_GIVEN INSTRUCTION_
From the listing below, extract each line containing the string "this".

_DATASET ROWS_
╔══

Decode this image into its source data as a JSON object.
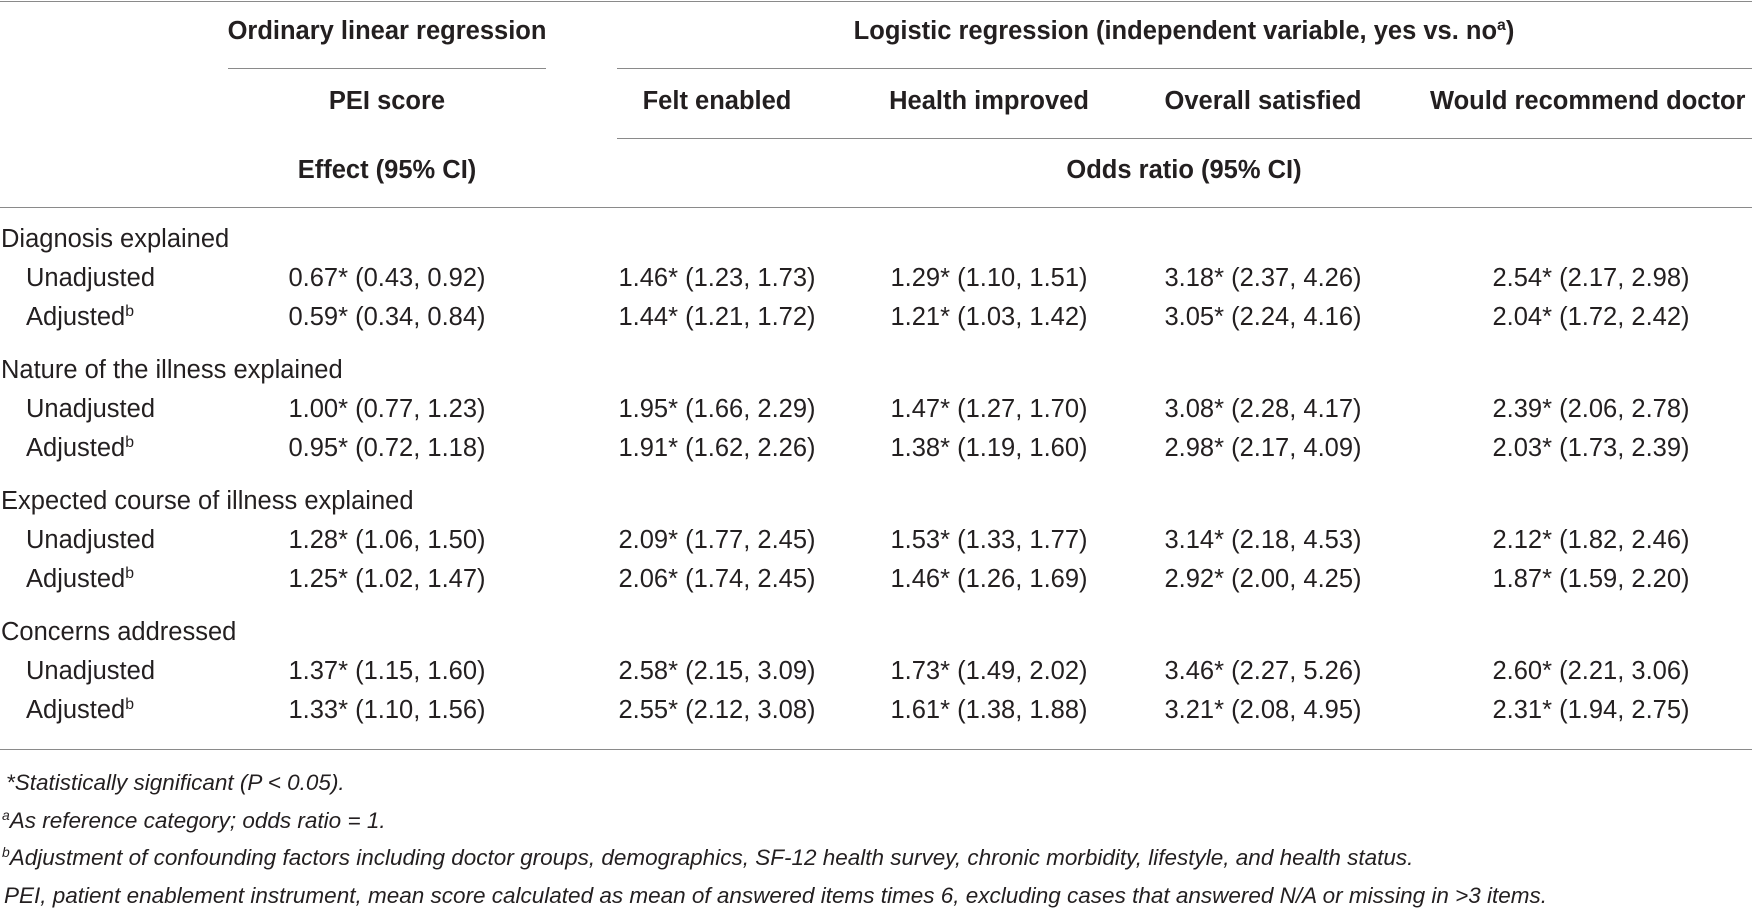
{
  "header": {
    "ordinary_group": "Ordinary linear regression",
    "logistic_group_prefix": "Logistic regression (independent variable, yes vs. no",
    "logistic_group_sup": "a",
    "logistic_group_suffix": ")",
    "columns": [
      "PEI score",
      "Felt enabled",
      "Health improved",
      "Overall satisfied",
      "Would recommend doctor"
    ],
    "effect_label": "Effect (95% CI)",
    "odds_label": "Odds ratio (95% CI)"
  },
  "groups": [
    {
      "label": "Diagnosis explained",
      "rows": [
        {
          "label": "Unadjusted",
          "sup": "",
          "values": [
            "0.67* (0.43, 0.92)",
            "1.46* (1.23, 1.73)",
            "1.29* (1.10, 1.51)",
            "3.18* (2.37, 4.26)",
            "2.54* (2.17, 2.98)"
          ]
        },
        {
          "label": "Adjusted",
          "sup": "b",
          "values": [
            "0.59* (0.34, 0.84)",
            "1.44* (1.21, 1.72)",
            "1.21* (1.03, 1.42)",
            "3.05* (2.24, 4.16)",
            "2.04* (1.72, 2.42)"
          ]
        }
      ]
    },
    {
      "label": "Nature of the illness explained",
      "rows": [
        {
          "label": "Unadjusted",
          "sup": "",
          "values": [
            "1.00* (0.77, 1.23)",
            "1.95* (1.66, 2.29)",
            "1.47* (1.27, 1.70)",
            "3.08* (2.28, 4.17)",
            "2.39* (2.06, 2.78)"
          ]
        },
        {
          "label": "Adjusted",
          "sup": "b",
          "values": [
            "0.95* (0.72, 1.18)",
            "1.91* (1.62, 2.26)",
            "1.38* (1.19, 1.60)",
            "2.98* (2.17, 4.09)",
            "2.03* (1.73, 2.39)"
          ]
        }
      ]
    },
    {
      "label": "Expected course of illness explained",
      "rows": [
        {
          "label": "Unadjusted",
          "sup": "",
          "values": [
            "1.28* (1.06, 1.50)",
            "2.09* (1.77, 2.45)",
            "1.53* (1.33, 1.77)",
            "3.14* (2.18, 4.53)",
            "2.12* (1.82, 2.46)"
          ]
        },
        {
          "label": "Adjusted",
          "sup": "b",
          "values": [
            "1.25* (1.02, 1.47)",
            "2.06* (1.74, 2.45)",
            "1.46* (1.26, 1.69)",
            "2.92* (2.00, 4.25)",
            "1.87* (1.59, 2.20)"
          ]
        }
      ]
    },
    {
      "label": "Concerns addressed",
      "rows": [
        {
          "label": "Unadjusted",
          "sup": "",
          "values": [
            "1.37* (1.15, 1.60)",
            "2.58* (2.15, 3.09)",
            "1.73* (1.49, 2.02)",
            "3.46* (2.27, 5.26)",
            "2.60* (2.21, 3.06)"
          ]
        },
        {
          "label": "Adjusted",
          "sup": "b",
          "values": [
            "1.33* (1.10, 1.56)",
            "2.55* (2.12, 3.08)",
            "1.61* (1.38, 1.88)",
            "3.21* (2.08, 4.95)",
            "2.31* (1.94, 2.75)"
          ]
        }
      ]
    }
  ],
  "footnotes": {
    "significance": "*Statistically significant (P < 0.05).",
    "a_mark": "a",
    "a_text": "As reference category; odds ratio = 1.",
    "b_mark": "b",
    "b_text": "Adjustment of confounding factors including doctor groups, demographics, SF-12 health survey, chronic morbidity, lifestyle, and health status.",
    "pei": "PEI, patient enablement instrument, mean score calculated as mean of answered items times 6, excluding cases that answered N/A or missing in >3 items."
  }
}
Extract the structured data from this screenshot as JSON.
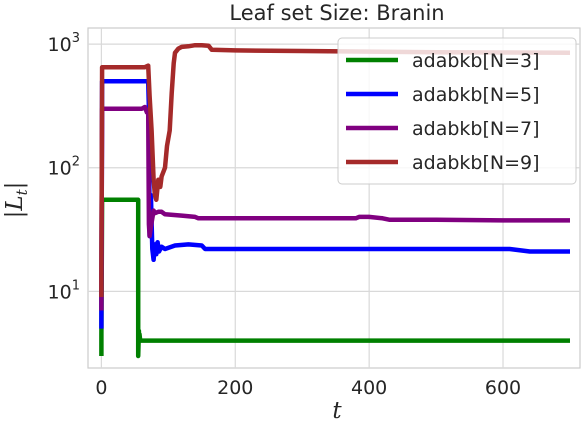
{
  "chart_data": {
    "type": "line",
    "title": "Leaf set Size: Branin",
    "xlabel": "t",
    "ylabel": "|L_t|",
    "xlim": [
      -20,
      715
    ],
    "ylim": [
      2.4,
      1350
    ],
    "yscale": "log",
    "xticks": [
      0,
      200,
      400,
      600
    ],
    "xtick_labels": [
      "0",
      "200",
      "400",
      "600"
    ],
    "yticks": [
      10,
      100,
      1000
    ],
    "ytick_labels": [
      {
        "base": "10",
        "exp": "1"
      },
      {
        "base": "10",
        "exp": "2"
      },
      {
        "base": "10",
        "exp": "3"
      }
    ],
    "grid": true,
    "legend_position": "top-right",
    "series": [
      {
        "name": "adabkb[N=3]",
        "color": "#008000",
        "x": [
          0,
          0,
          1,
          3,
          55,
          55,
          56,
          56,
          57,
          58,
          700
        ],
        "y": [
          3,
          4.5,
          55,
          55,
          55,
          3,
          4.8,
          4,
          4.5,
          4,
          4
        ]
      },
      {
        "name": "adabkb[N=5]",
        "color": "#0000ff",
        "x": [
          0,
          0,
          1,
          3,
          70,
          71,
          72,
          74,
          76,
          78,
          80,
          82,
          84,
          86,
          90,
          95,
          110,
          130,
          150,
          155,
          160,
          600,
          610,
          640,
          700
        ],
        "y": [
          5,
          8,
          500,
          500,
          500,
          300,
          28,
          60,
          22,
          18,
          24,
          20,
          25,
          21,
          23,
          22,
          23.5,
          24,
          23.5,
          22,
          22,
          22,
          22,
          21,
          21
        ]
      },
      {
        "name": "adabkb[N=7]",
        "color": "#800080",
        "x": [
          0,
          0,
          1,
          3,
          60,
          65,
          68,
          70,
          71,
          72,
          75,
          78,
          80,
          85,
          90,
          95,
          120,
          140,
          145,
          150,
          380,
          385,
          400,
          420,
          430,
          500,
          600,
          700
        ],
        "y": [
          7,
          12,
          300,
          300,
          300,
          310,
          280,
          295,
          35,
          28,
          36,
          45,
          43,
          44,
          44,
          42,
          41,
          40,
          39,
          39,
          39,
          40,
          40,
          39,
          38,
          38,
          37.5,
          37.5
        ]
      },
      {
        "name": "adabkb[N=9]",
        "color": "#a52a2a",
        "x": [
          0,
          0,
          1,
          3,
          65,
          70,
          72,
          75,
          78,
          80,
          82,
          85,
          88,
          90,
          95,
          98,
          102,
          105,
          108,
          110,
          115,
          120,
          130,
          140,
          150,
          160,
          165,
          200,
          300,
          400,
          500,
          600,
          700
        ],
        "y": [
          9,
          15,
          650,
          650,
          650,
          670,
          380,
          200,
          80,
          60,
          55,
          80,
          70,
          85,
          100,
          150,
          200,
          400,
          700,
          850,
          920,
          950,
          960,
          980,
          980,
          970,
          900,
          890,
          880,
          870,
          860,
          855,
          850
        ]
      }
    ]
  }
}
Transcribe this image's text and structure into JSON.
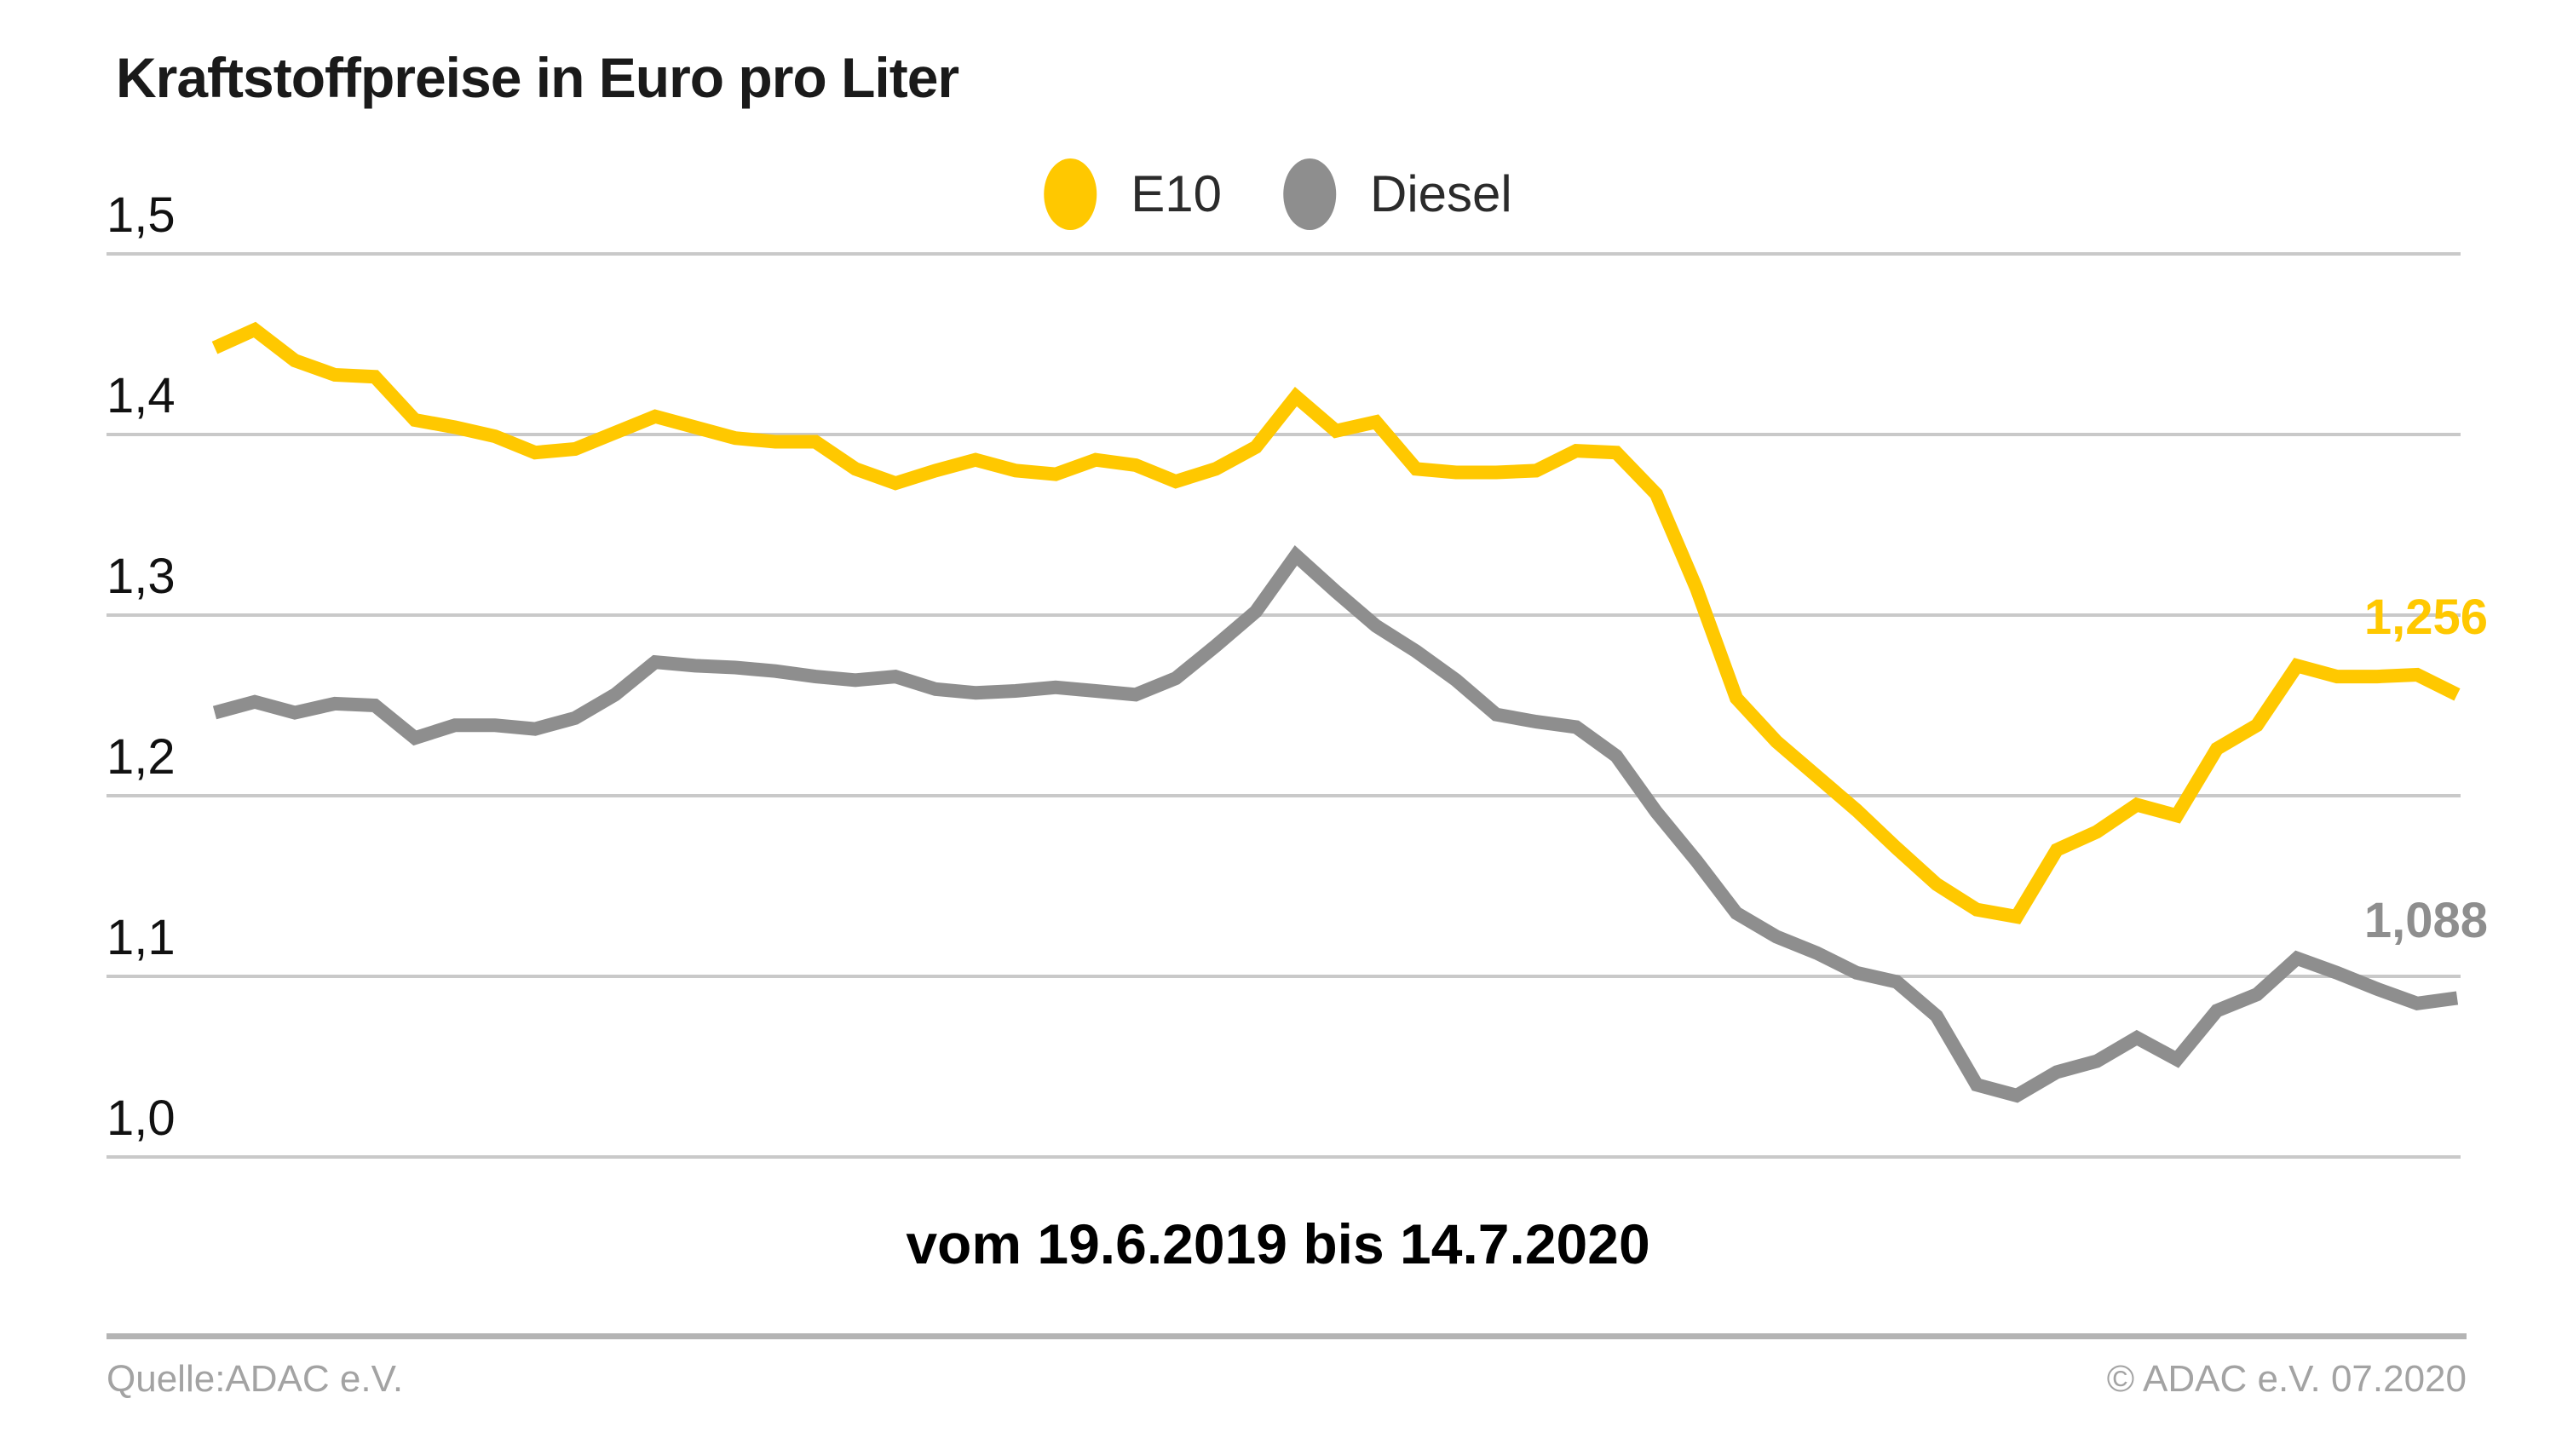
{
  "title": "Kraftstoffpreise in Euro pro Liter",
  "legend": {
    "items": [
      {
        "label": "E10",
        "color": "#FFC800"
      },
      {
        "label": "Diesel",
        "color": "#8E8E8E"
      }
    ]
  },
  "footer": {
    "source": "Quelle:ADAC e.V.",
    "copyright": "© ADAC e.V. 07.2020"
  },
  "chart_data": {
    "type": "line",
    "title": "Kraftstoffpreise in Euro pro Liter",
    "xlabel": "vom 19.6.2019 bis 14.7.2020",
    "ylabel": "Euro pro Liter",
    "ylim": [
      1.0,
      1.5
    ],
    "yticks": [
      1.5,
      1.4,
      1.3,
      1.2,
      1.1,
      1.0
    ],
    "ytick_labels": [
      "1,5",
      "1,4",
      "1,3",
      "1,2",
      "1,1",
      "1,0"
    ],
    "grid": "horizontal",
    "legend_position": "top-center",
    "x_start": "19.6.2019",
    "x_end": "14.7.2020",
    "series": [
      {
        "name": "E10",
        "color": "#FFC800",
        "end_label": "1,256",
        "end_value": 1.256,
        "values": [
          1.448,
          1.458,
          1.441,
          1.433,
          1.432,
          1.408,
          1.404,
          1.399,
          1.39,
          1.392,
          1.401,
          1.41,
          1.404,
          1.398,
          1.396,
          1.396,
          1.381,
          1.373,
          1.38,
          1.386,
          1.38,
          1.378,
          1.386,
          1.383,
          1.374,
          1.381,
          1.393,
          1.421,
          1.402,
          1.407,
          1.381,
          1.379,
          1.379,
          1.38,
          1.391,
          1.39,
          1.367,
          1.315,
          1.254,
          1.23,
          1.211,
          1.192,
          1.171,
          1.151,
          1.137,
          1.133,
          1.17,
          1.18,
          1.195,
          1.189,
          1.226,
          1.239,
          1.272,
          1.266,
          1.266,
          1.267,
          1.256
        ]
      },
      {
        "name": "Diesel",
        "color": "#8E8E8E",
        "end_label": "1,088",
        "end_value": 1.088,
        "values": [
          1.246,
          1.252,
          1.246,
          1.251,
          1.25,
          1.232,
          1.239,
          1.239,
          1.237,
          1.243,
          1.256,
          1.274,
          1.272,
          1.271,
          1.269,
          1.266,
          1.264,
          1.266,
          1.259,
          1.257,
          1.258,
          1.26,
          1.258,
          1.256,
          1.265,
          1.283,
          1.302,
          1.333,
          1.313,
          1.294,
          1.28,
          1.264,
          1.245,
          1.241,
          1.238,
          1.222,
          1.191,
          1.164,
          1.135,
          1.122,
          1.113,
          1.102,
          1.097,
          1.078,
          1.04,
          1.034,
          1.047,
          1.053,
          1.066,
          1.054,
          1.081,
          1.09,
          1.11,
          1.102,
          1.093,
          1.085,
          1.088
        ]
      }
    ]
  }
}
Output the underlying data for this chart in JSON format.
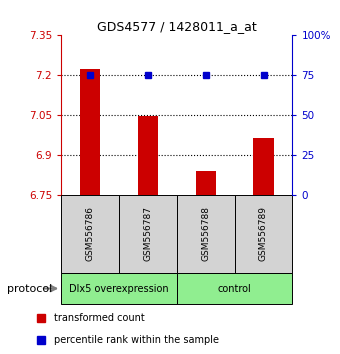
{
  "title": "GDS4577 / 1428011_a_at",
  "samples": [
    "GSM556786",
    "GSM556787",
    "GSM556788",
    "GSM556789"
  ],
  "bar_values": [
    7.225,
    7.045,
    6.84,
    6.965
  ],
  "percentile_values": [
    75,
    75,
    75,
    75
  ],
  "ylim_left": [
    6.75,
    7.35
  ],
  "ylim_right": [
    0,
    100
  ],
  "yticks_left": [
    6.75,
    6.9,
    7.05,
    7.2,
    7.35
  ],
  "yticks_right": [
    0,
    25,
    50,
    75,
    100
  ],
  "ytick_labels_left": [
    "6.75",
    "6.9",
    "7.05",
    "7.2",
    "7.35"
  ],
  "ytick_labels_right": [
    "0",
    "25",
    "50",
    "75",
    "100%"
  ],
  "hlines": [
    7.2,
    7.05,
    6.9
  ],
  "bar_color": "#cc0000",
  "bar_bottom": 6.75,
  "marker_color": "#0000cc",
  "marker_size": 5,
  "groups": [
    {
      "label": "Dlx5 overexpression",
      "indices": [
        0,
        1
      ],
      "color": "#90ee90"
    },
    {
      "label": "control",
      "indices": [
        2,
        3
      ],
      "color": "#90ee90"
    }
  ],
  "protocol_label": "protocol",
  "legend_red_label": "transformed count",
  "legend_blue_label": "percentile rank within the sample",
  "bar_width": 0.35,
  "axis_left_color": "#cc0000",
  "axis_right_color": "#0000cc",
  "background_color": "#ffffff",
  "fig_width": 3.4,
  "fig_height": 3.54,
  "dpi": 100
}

╚══

_EXERCISE SOLUTION_
Decode this image into its source data as a JSON object.
Extract the structured data from this screenshot as JSON.
Transcribe this image's text and structure into JSON.
Output the underlying data for this chart in JSON format.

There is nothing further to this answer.